Requirements: From the entries provided below, copy each line that contains the word "JSON".

## Start Data to process

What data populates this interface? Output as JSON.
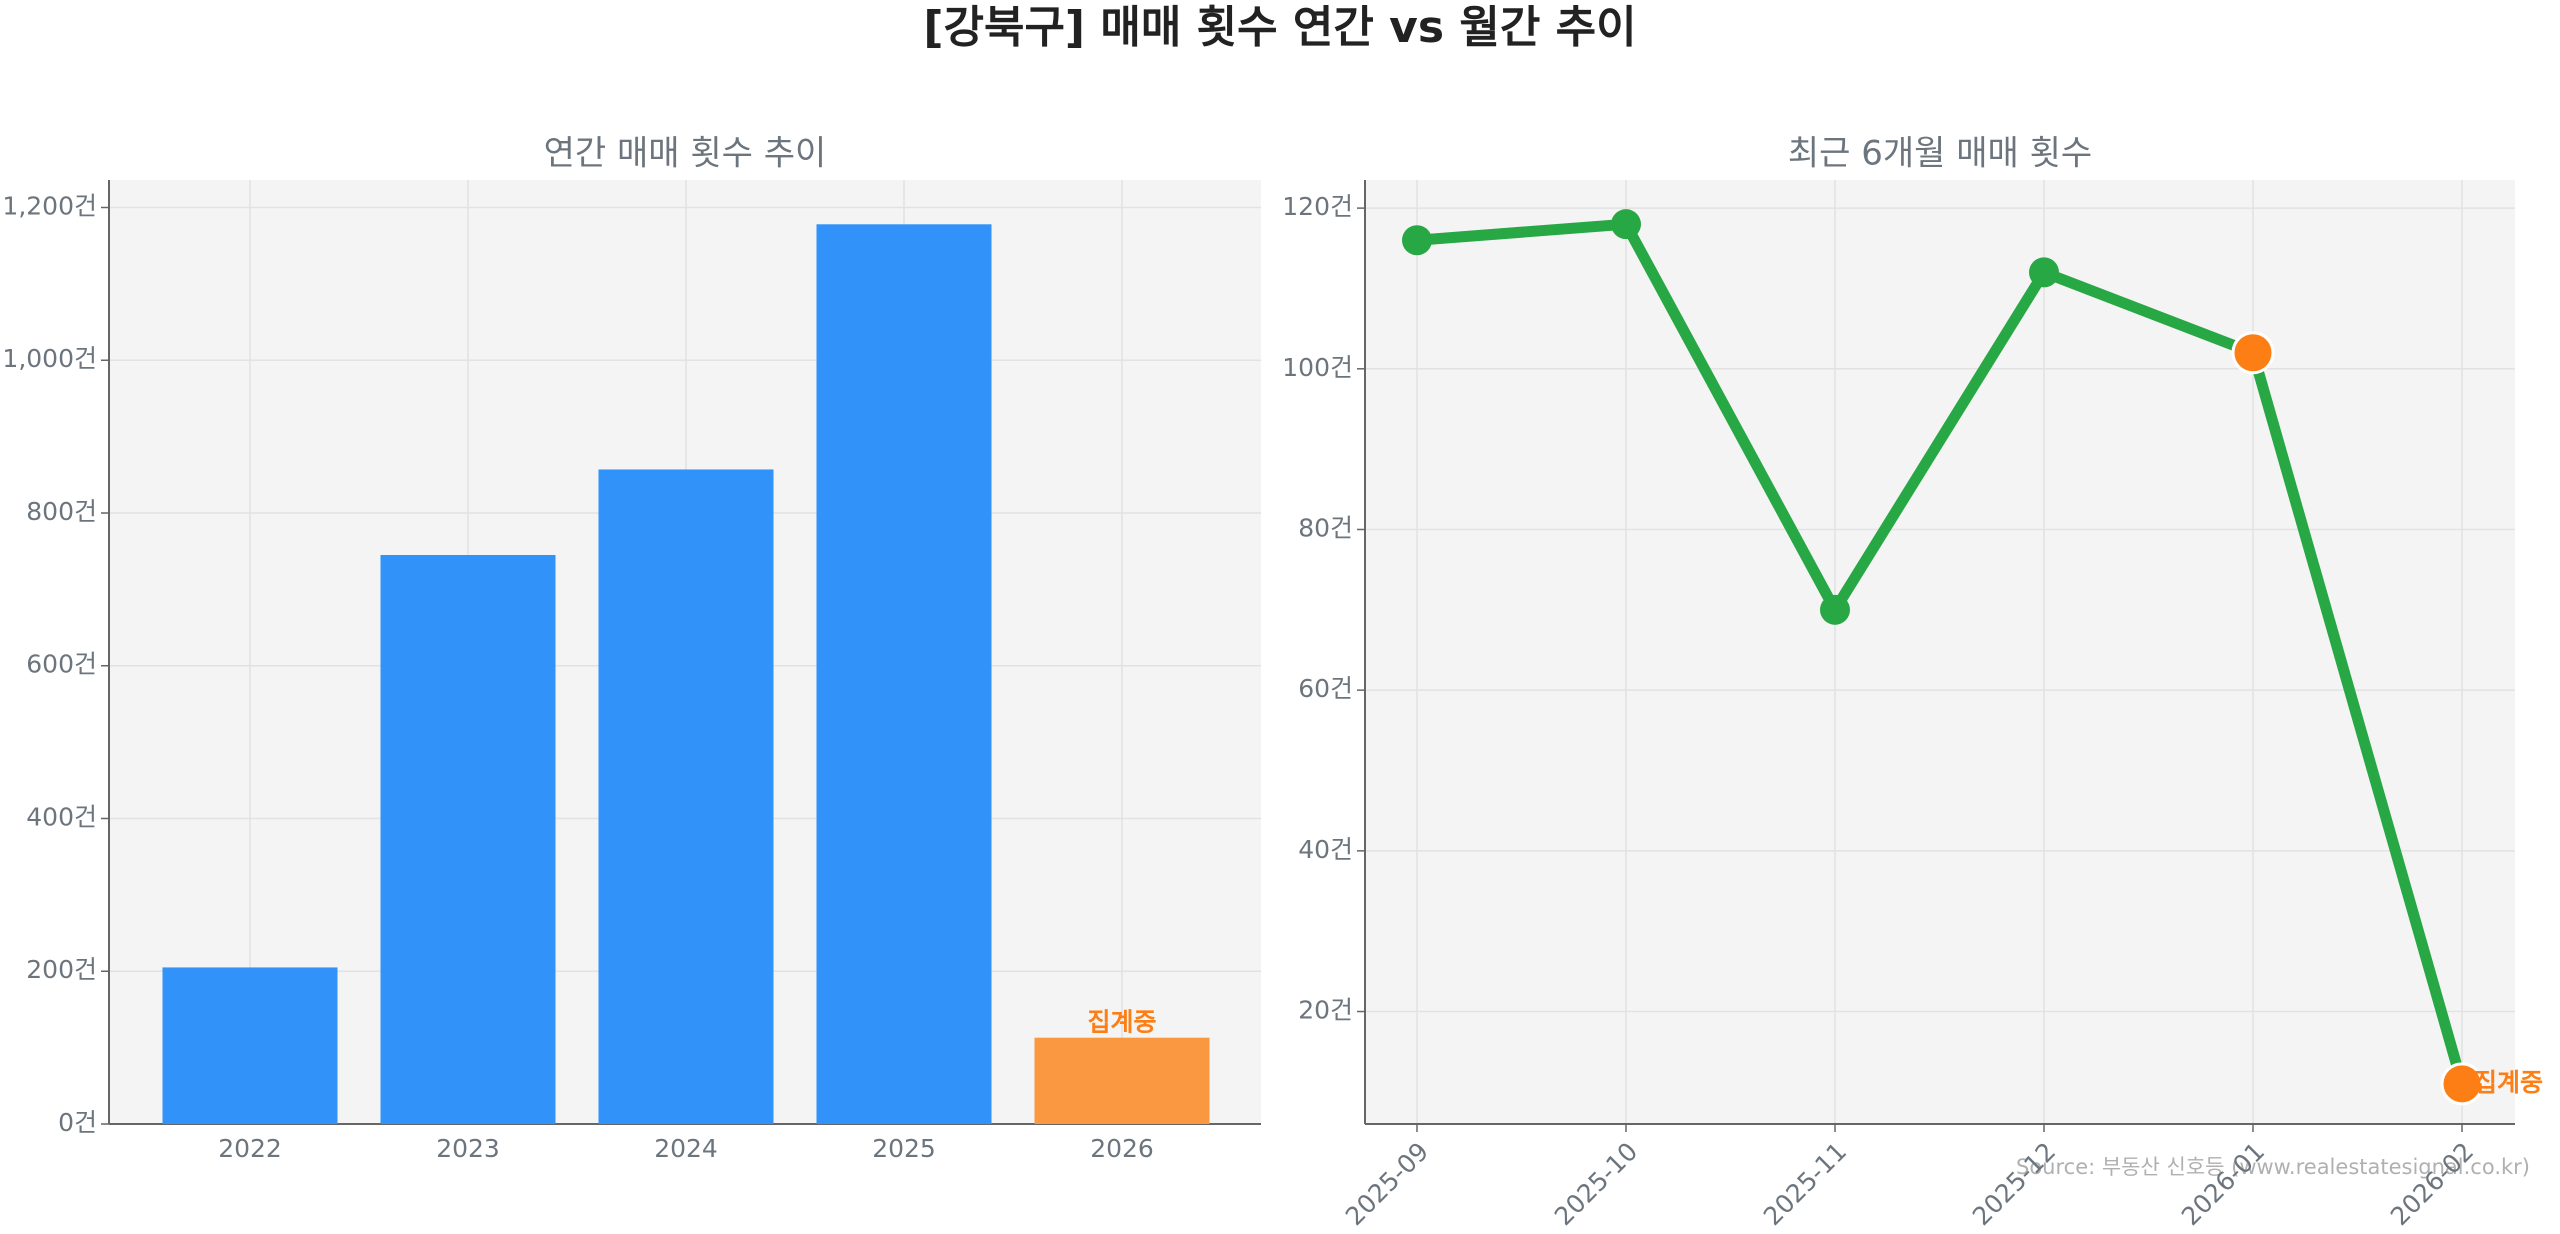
{
  "title": "[강북구] 매매 횟수 연간 vs 월간 추이",
  "source": "Source: 부동산 신호등 (www.realestatesignal.co.kr)",
  "chart_data": [
    {
      "type": "bar",
      "title": "연간 매매 횟수 추이",
      "categories": [
        "2022",
        "2023",
        "2024",
        "2025",
        "2026"
      ],
      "values": [
        205,
        745,
        857,
        1178,
        113
      ],
      "colors": [
        "#3192fa",
        "#3192fa",
        "#3192fa",
        "#3192fa",
        "#f99841"
      ],
      "annotation": "집계중",
      "annotation_color": "#fd7e14",
      "ylim": [
        0,
        1236
      ],
      "yticks": [
        {
          "value": 0,
          "label": "0건"
        },
        {
          "value": 200,
          "label": "200건"
        },
        {
          "value": 400,
          "label": "400건"
        },
        {
          "value": 600,
          "label": "600건"
        },
        {
          "value": 800,
          "label": "800건"
        },
        {
          "value": 1000,
          "label": "1,000건"
        },
        {
          "value": 1200,
          "label": "1,200건"
        }
      ],
      "grid": true
    },
    {
      "type": "line",
      "title": "최근 6개월 매매 횟수",
      "categories": [
        "2025-09",
        "2025-10",
        "2025-11",
        "2025-12",
        "2026-01",
        "2026-02"
      ],
      "values": [
        116,
        118,
        70,
        112,
        102,
        11
      ],
      "color": "#28a745",
      "marker_colors": [
        "#28a745",
        "#28a745",
        "#28a745",
        "#28a745",
        "#fd7e14",
        "#fd7e14"
      ],
      "annotation": "집계중",
      "annotation_color": "#fd7e14",
      "ylim": [
        6,
        123.5
      ],
      "yticks": [
        {
          "value": 20,
          "label": "20건"
        },
        {
          "value": 40,
          "label": "40건"
        },
        {
          "value": 60,
          "label": "60건"
        },
        {
          "value": 80,
          "label": "80건"
        },
        {
          "value": 100,
          "label": "100건"
        },
        {
          "value": 120,
          "label": "120건"
        }
      ],
      "grid": true
    }
  ]
}
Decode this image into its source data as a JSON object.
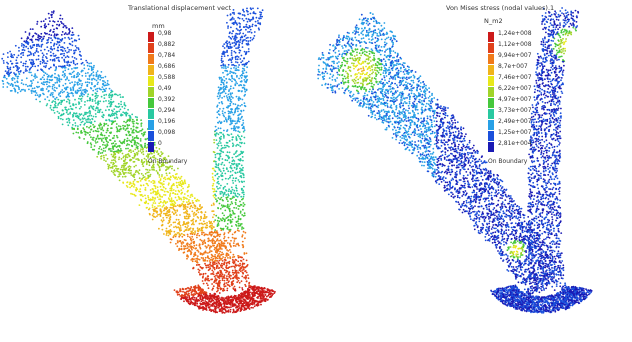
{
  "left": {
    "title": "Translational displacement vect",
    "unit": "mm",
    "legend_labels": [
      "0,98",
      "0,882",
      "0,784",
      "0,686",
      "0,588",
      "0,49",
      "0,392",
      "0,294",
      "0,196",
      "0,098",
      "0"
    ],
    "legend_colors": [
      "#cc1a1a",
      "#e0401a",
      "#f07a1a",
      "#f0b41a",
      "#e8e81a",
      "#a0d428",
      "#46c83c",
      "#28c8a0",
      "#28a0e6",
      "#1a50dc",
      "#1a1ab4"
    ],
    "footer": "On Boundary"
  },
  "right": {
    "title": "Von Mises stress (nodal values).1",
    "unit": "N_m2",
    "legend_labels": [
      "1,24e+008",
      "1,12e+008",
      "9,94e+007",
      "8,7e+007",
      "7,46e+007",
      "6,22e+007",
      "4,97e+007",
      "3,73e+007",
      "2,49e+007",
      "1,25e+007",
      "2,81e+004"
    ],
    "legend_colors": [
      "#cc1a1a",
      "#e0401a",
      "#f07a1a",
      "#f0b41a",
      "#e8e81a",
      "#a0d428",
      "#46c83c",
      "#28c8a0",
      "#28a0e6",
      "#1a50dc",
      "#1a1ab4"
    ],
    "footer": "On Boundary"
  }
}
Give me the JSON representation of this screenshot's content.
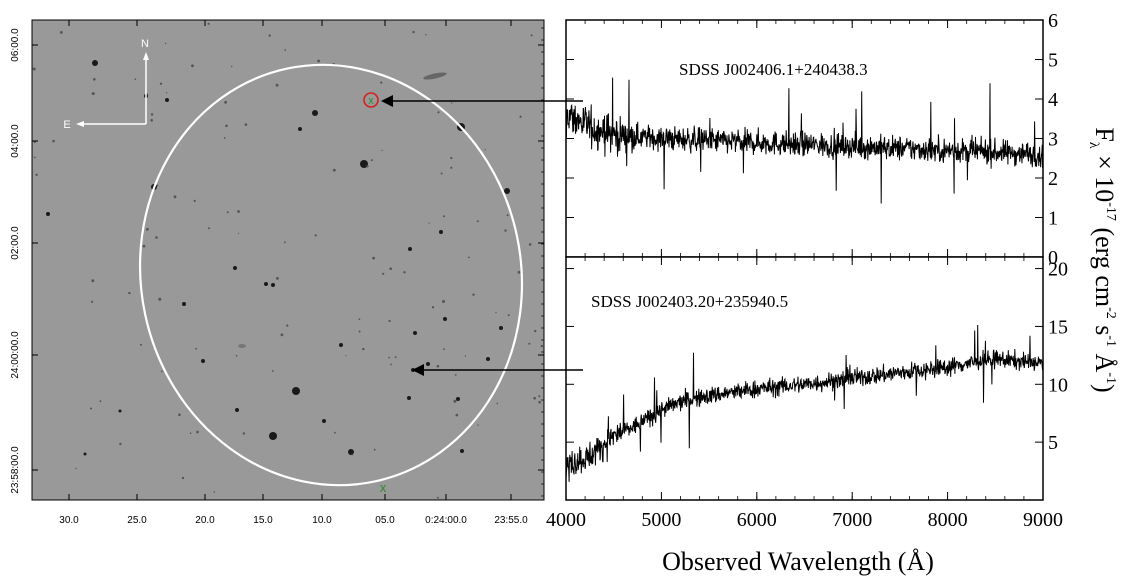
{
  "sky_image": {
    "compass": {
      "north": "N",
      "east": "E"
    },
    "ra_ticks": [
      "30.0",
      "25.0",
      "20.0",
      "15.0",
      "10.0",
      "05.0",
      "0:24:00.0",
      "23:55.0"
    ],
    "dec_ticks": [
      "06:00.0",
      "04:00.0",
      "02:00.0",
      "24:00:00.0",
      "23:58:00.0"
    ],
    "ellipse_color": "#ffffff",
    "circle_marker_color": "#d42020",
    "x_marker_color": "#2e8b2e",
    "background_gray": "#999999"
  },
  "axes": {
    "xlabel": "Observed Wavelength (Å)",
    "ylabel_parts": [
      "F",
      "λ",
      " × 10",
      "-17",
      " (erg cm",
      "-2",
      " s",
      "-1",
      " Å",
      "-1",
      ")"
    ]
  },
  "chart_data": [
    {
      "type": "line",
      "label": "SDSS J002406.1+240438.3",
      "xlim": [
        4000,
        9000
      ],
      "ylim": [
        0,
        6
      ],
      "xticks": [
        4000,
        5000,
        6000,
        7000,
        8000,
        9000
      ],
      "yticks": [
        0,
        1,
        2,
        3,
        4,
        5,
        6
      ],
      "x": [
        4000,
        4250,
        4500,
        5000,
        5500,
        6000,
        6500,
        7000,
        7500,
        8000,
        8500,
        9000
      ],
      "y": [
        3.6,
        3.3,
        3.1,
        3.0,
        2.95,
        2.9,
        2.85,
        2.8,
        2.75,
        2.7,
        2.65,
        2.6
      ]
    },
    {
      "type": "line",
      "label": "SDSS J002403.20+235940.5",
      "xlim": [
        4000,
        9000
      ],
      "ylim": [
        0,
        21
      ],
      "xticks": [
        4000,
        5000,
        6000,
        7000,
        8000,
        9000
      ],
      "yticks": [
        5,
        10,
        15,
        20
      ],
      "x": [
        4000,
        4250,
        4500,
        4750,
        5000,
        5250,
        5500,
        6000,
        6500,
        7000,
        7500,
        8000,
        8500,
        9000
      ],
      "y": [
        3.0,
        3.8,
        5.5,
        6.5,
        7.8,
        8.6,
        9.0,
        9.6,
        10.0,
        10.5,
        11.0,
        11.5,
        12.2,
        11.8
      ]
    }
  ]
}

## End Data to process

Exercise solution:
What data populates this interface? Output as JSON.
Decode this image into its source data as a JSON object.
Give me the JSON representation of this screenshot's content.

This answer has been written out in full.